### WORKING DATA

◇ ◇ ◇ ◇ ◇

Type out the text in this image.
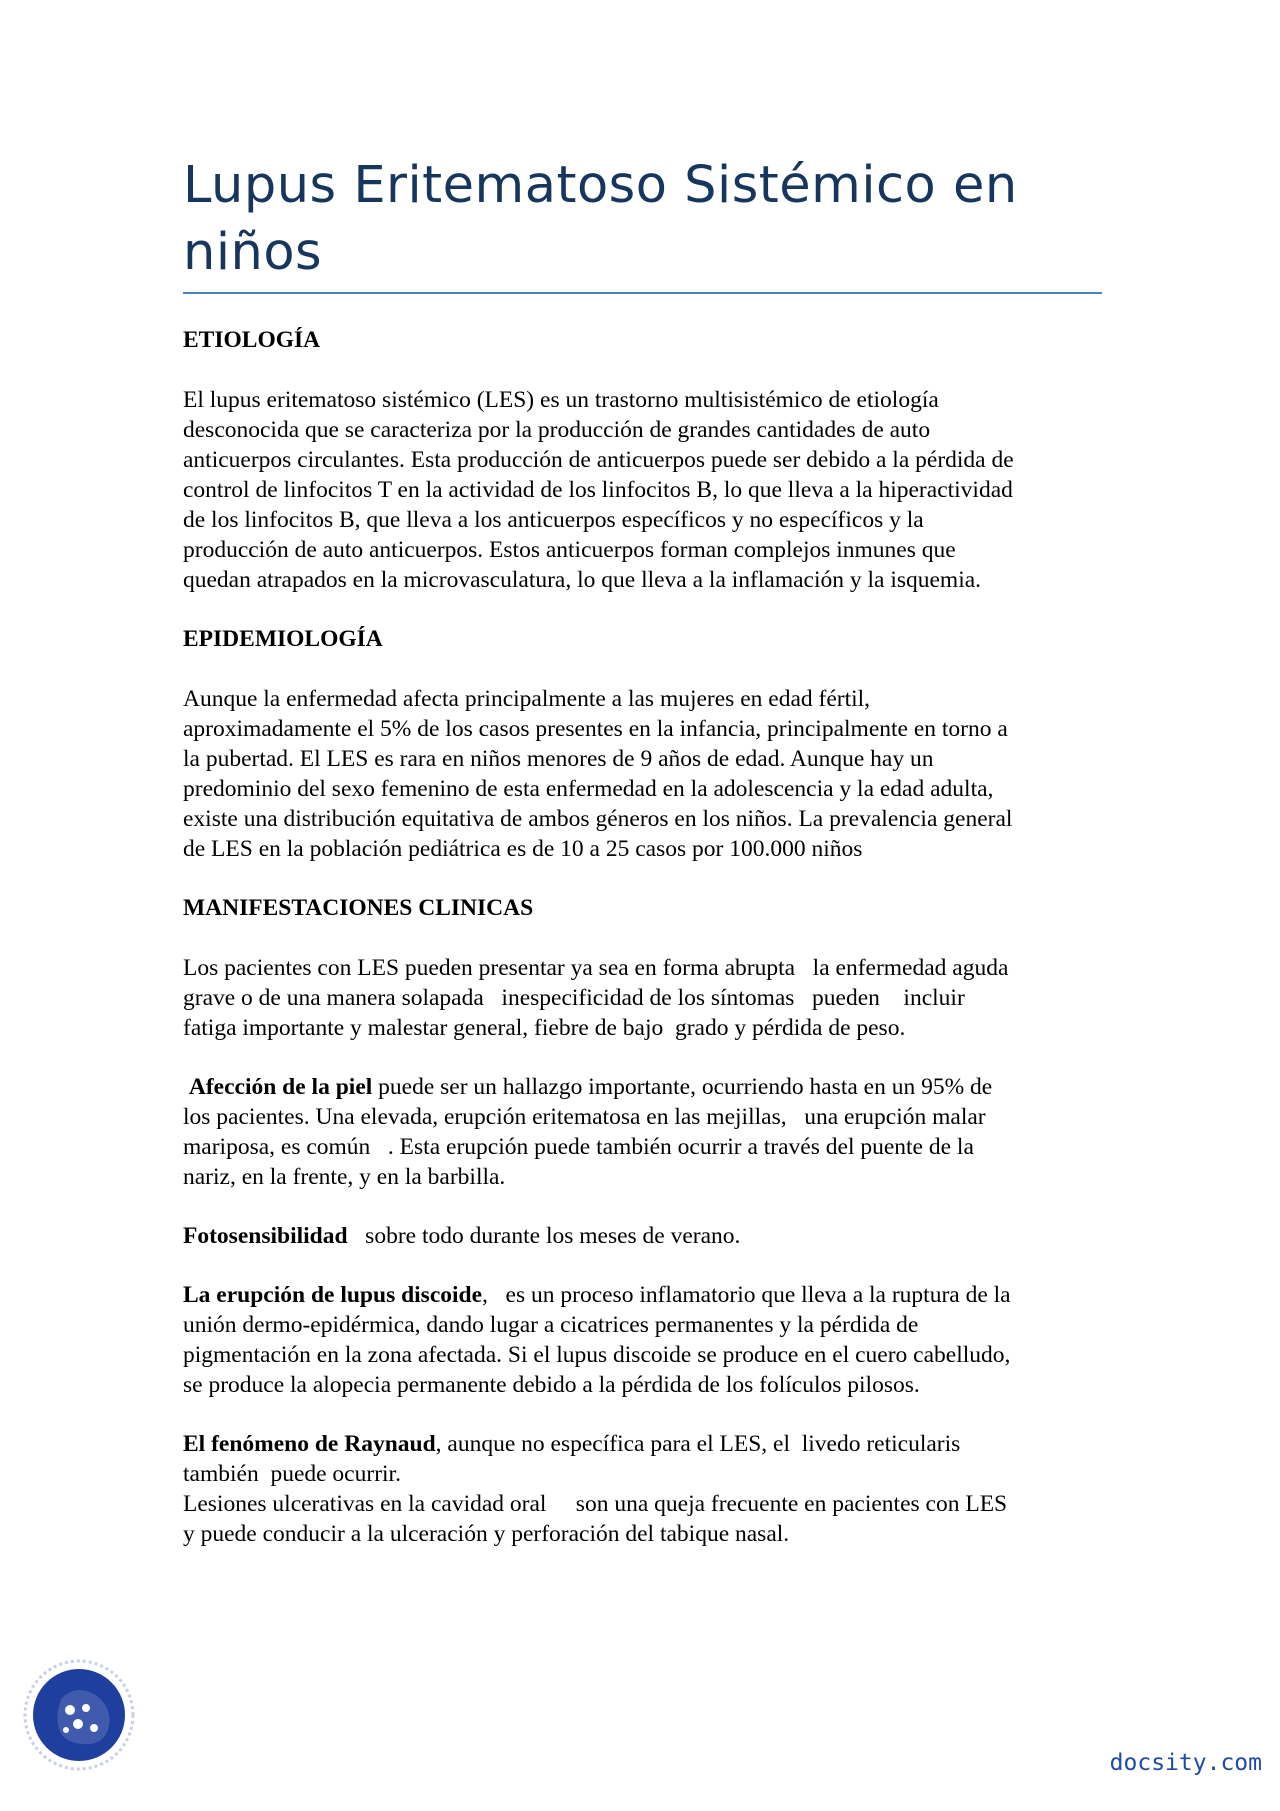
Lupus Eritematoso Sistémico en
niños

ETIOLOGÍA

El lupus eritematoso sistémico (LES) es un trastorno multisistémico de etiología
desconocida que se caracteriza por la producción de grandes cantidades de auto
anticuerpos circulantes. Esta producción de anticuerpos puede ser debido a la pérdida de
control de linfocitos T en la actividad de los linfocitos B, lo que lleva a la hiperactividad
de los linfocitos B, que lleva a los anticuerpos específicos y no específicos y la
producción de auto anticuerpos. Estos anticuerpos forman complejos inmunes que
quedan atrapados en la microvasculatura, lo que lleva a la inflamación y la isquemia.

EPIDEMIOLOGÍA

Aunque la enfermedad afecta principalmente a las mujeres en edad fértil,
aproximadamente el 5% de los casos presentes en la infancia, principalmente en torno a
la pubertad. El LES es rara en niños menores de 9 años de edad. Aunque hay un
predominio del sexo femenino de esta enfermedad en la adolescencia y la edad adulta,
existe una distribución equitativa de ambos géneros en los niños. La prevalencia general
de LES en la población pediátrica es de 10 a 25 casos por 100.000 niños

MANIFESTACIONES CLINICAS

Los pacientes con LES pueden presentar ya sea en forma abrupta   la enfermedad aguda
grave o de una manera solapada   inespecificidad de los síntomas   pueden    incluir
fatiga importante y malestar general, fiebre de bajo  grado y pérdida de peso.
Afección de la piel puede ser un hallazgo importante, ocurriendo hasta en un 95% de
los pacientes. Una elevada, erupción eritematosa en las mejillas,   una erupción malar
mariposa, es común   . Esta erupción puede también ocurrir a través del puente de la
nariz, en la frente, y en la barbilla.
Fotosensibilidad   sobre todo durante los meses de verano.
La erupción de lupus discoide,   es un proceso inflamatorio que lleva a la ruptura de la
unión dermo-epidérmica, dando lugar a cicatrices permanentes y la pérdida de
pigmentación en la zona afectada. Si el lupus discoide se produce en el cuero cabelludo,
se produce la alopecia permanente debido a la pérdida de los folículos pilosos.
El fenómeno de Raynaud, aunque no específica para el LES, el  livedo reticularis
también  puede ocurrir.
Lesiones ulcerativas en la cavidad oral     son una queja frecuente en pacientes con LES
y puede conducir a la ulceración y perforación del tabique nasal.
docsity.com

◇ ◇ ◇ ◇ ◇

### DESCRIPTION OF THE TASK
From the material above, copy everything exactly but the pictures.

### ANSWER TO THIS EXERCISE
Type out the text in this image.
Lupus Eritematoso Sistémico en
niños

ETIOLOGÍA

El lupus eritematoso sistémico (LES) es un trastorno multisistémico de etiología
desconocida que se caracteriza por la producción de grandes cantidades de auto
anticuerpos circulantes. Esta producción de anticuerpos puede ser debido a la pérdida de
control de linfocitos T en la actividad de los linfocitos B, lo que lleva a la hiperactividad
de los linfocitos B, que lleva a los anticuerpos específicos y no específicos y la
producción de auto anticuerpos. Estos anticuerpos forman complejos inmunes que
quedan atrapados en la microvasculatura, lo que lleva a la inflamación y la isquemia.

EPIDEMIOLOGÍA

Aunque la enfermedad afecta principalmente a las mujeres en edad fértil,
aproximadamente el 5% de los casos presentes en la infancia, principalmente en torno a
la pubertad. El LES es rara en niños menores de 9 años de edad. Aunque hay un
predominio del sexo femenino de esta enfermedad en la adolescencia y la edad adulta,
existe una distribución equitativa de ambos géneros en los niños. La prevalencia general
de LES en la población pediátrica es de 10 a 25 casos por 100.000 niños

MANIFESTACIONES CLINICAS

Los pacientes con LES pueden presentar ya sea en forma abrupta   la enfermedad aguda
grave o de una manera solapada   inespecificidad de los síntomas   pueden    incluir
fatiga importante y malestar general, fiebre de bajo  grado y pérdida de peso.
Afección de la piel puede ser un hallazgo importante, ocurriendo hasta en un 95% de
los pacientes. Una elevada, erupción eritematosa en las mejillas,   una erupción malar
mariposa, es común   . Esta erupción puede también ocurrir a través del puente de la
nariz, en la frente, y en la barbilla.
Fotosensibilidad   sobre todo durante los meses de verano.
La erupción de lupus discoide,   es un proceso inflamatorio que lleva a la ruptura de la
unión dermo-epidérmica, dando lugar a cicatrices permanentes y la pérdida de
pigmentación en la zona afectada. Si el lupus discoide se produce en el cuero cabelludo,
se produce la alopecia permanente debido a la pérdida de los folículos pilosos.
El fenómeno de Raynaud, aunque no específica para el LES, el  livedo reticularis
también  puede ocurrir.
Lesiones ulcerativas en la cavidad oral     son una queja frecuente en pacientes con LES
y puede conducir a la ulceración y perforación del tabique nasal.
docsity.com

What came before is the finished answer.